EXERCISE TASK ::
Copy out all the records, word for word.

Data records:
◇ ◇ ◇ ◇ ◇ ◇ ◇

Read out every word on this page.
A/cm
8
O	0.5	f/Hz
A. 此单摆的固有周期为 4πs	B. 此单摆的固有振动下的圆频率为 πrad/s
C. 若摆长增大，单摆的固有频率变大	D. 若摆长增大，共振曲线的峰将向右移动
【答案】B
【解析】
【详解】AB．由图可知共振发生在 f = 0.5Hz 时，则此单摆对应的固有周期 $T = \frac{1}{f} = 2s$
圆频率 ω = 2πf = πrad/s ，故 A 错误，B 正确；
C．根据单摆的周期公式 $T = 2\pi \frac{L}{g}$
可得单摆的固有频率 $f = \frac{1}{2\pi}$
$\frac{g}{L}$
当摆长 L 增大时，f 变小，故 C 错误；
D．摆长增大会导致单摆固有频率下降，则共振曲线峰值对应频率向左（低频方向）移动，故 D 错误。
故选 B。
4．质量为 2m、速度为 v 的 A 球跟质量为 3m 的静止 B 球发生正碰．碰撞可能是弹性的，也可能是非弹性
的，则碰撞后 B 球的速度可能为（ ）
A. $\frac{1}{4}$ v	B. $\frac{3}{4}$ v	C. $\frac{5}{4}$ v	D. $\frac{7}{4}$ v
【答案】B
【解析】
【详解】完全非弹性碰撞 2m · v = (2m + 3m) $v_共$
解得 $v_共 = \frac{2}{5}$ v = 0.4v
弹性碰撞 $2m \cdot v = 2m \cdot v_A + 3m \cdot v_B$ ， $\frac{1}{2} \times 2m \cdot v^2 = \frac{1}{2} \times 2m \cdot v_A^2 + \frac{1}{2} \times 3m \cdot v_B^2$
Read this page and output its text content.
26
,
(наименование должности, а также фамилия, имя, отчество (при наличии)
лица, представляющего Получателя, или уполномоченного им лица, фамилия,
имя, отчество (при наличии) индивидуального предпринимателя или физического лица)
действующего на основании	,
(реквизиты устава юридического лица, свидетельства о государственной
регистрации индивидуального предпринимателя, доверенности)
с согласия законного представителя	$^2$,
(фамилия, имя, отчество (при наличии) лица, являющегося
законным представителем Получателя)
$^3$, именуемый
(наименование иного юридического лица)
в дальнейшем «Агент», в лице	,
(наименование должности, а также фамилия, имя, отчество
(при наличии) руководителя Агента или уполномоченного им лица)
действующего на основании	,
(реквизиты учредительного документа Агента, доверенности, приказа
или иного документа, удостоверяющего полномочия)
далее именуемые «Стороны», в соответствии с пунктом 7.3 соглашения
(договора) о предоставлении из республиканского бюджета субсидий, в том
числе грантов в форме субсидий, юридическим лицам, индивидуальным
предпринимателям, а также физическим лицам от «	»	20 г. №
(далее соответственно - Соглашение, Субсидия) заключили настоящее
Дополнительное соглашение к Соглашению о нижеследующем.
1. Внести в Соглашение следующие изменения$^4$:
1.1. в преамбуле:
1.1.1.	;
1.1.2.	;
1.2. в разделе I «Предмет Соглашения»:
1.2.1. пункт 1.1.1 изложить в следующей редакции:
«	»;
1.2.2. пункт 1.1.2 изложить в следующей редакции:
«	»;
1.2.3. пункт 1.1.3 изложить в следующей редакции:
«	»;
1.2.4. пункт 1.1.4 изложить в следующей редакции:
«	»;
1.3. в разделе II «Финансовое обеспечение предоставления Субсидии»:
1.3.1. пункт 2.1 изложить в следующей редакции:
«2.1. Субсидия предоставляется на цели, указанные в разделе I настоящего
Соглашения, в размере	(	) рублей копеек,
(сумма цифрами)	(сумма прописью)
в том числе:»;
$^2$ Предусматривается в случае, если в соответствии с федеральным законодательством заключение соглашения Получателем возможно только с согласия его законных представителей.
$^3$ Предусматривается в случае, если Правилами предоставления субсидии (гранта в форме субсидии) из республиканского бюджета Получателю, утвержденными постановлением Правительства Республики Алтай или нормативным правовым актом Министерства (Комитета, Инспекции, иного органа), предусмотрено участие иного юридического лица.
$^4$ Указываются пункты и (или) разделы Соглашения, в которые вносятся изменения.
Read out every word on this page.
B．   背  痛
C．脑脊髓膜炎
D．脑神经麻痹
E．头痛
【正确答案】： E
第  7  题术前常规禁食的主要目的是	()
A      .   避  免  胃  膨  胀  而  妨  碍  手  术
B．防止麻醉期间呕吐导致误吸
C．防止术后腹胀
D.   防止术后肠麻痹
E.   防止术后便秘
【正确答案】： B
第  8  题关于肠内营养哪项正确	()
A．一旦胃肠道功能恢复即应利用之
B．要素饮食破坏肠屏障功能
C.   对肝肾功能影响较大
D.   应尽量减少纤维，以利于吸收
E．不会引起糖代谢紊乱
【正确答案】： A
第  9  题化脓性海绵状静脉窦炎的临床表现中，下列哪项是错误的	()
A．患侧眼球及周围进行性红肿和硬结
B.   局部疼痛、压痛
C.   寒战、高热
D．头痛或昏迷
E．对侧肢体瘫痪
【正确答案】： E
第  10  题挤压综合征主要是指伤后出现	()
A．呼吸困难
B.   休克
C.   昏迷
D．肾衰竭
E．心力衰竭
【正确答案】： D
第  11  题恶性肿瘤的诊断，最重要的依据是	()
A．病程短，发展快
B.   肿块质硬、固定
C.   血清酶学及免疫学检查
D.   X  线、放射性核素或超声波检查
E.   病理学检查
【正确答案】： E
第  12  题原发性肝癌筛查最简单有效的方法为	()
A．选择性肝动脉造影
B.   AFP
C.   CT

◇ ◇ ◇ ◇ ◇ ◇ ◇

SOLUTION ::
Read out every word on this page.
A/cm
8
O	0.5	f/Hz
A. 此单摆的固有周期为 4πs	B. 此单摆的固有振动下的圆频率为 πrad/s
C. 若摆长增大，单摆的固有频率变大	D. 若摆长增大，共振曲线的峰将向右移动
【答案】B
【解析】
【详解】AB．由图可知共振发生在 f = 0.5Hz 时，则此单摆对应的固有周期 $T = \frac{1}{f} = 2s$
圆频率 ω = 2πf = πrad/s ，故 A 错误，B 正确；
C．根据单摆的周期公式 $T = 2\pi \frac{L}{g}$
可得单摆的固有频率 $f = \frac{1}{2\pi}$
$\frac{g}{L}$
当摆长 L 增大时，f 变小，故 C 错误；
D．摆长增大会导致单摆固有频率下降，则共振曲线峰值对应频率向左（低频方向）移动，故 D 错误。
故选 B。
4．质量为 2m、速度为 v 的 A 球跟质量为 3m 的静止 B 球发生正碰．碰撞可能是弹性的，也可能是非弹性
的，则碰撞后 B 球的速度可能为（ ）
A. $\frac{1}{4}$ v	B. $\frac{3}{4}$ v	C. $\frac{5}{4}$ v	D. $\frac{7}{4}$ v
【答案】B
【解析】
【详解】完全非弹性碰撞 2m · v = (2m + 3m) $v_共$
解得 $v_共 = \frac{2}{5}$ v = 0.4v
弹性碰撞 $2m \cdot v = 2m \cdot v_A + 3m \cdot v_B$ ， $\frac{1}{2} \times 2m \cdot v^2 = \frac{1}{2} \times 2m \cdot v_A^2 + \frac{1}{2} \times 3m \cdot v_B^2$
Read this page and output its text content.
26
,
(наименование должности, а также фамилия, имя, отчество (при наличии)
лица, представляющего Получателя, или уполномоченного им лица, фамилия,
имя, отчество (при наличии) индивидуального предпринимателя или физического лица)
действующего на основании	,
(реквизиты устава юридического лица, свидетельства о государственной
регистрации индивидуального предпринимателя, доверенности)
с согласия законного представителя	$^2$,
(фамилия, имя, отчество (при наличии) лица, являющегося
законным представителем Получателя)
$^3$, именуемый
(наименование иного юридического лица)
в дальнейшем «Агент», в лице	,
(наименование должности, а также фамилия, имя, отчество
(при наличии) руководителя Агента или уполномоченного им лица)
действующего на основании	,
(реквизиты учредительного документа Агента, доверенности, приказа
или иного документа, удостоверяющего полномочия)
далее именуемые «Стороны», в соответствии с пунктом 7.3 соглашения
(договора) о предоставлении из республиканского бюджета субсидий, в том
числе грантов в форме субсидий, юридическим лицам, индивидуальным
предпринимателям, а также физическим лицам от «	»	20 г. №
(далее соответственно - Соглашение, Субсидия) заключили настоящее
Дополнительное соглашение к Соглашению о нижеследующем.
1. Внести в Соглашение следующие изменения$^4$:
1.1. в преамбуле:
1.1.1.	;
1.1.2.	;
1.2. в разделе I «Предмет Соглашения»:
1.2.1. пункт 1.1.1 изложить в следующей редакции:
«	»;
1.2.2. пункт 1.1.2 изложить в следующей редакции:
«	»;
1.2.3. пункт 1.1.3 изложить в следующей редакции:
«	»;
1.2.4. пункт 1.1.4 изложить в следующей редакции:
«	»;
1.3. в разделе II «Финансовое обеспечение предоставления Субсидии»:
1.3.1. пункт 2.1 изложить в следующей редакции:
«2.1. Субсидия предоставляется на цели, указанные в разделе I настоящего
Соглашения, в размере	(	) рублей копеек,
(сумма цифрами)	(сумма прописью)
в том числе:»;
$^2$ Предусматривается в случае, если в соответствии с федеральным законодательством заключение соглашения Получателем возможно только с согласия его законных представителей.
$^3$ Предусматривается в случае, если Правилами предоставления субсидии (гранта в форме субсидии) из республиканского бюджета Получателю, утвержденными постановлением Правительства Республики Алтай или нормативным правовым актом Министерства (Комитета, Инспекции, иного органа), предусмотрено участие иного юридического лица.
$^4$ Указываются пункты и (или) разделы Соглашения, в которые вносятся изменения.
Read out every word on this page.
B．   背  痛
C．脑脊髓膜炎
D．脑神经麻痹
E．头痛
【正确答案】： E
第  7  题术前常规禁食的主要目的是	()
A      .   避  免  胃  膨  胀  而  妨  碍  手  术
B．防止麻醉期间呕吐导致误吸
C．防止术后腹胀
D.   防止术后肠麻痹
E.   防止术后便秘
【正确答案】： B
第  8  题关于肠内营养哪项正确	()
A．一旦胃肠道功能恢复即应利用之
B．要素饮食破坏肠屏障功能
C.   对肝肾功能影响较大
D.   应尽量减少纤维，以利于吸收
E．不会引起糖代谢紊乱
【正确答案】： A
第  9  题化脓性海绵状静脉窦炎的临床表现中，下列哪项是错误的	()
A．患侧眼球及周围进行性红肿和硬结
B.   局部疼痛、压痛
C.   寒战、高热
D．头痛或昏迷
E．对侧肢体瘫痪
【正确答案】： E
第  10  题挤压综合征主要是指伤后出现	()
A．呼吸困难
B.   休克
C.   昏迷
D．肾衰竭
E．心力衰竭
【正确答案】： D
第  11  题恶性肿瘤的诊断，最重要的依据是	()
A．病程短，发展快
B.   肿块质硬、固定
C.   血清酶学及免疫学检查
D.   X  线、放射性核素或超声波检查
E.   病理学检查
【正确答案】： E
第  12  题原发性肝癌筛查最简单有效的方法为	()
A．选择性肝动脉造影
B.   AFP
C.   CT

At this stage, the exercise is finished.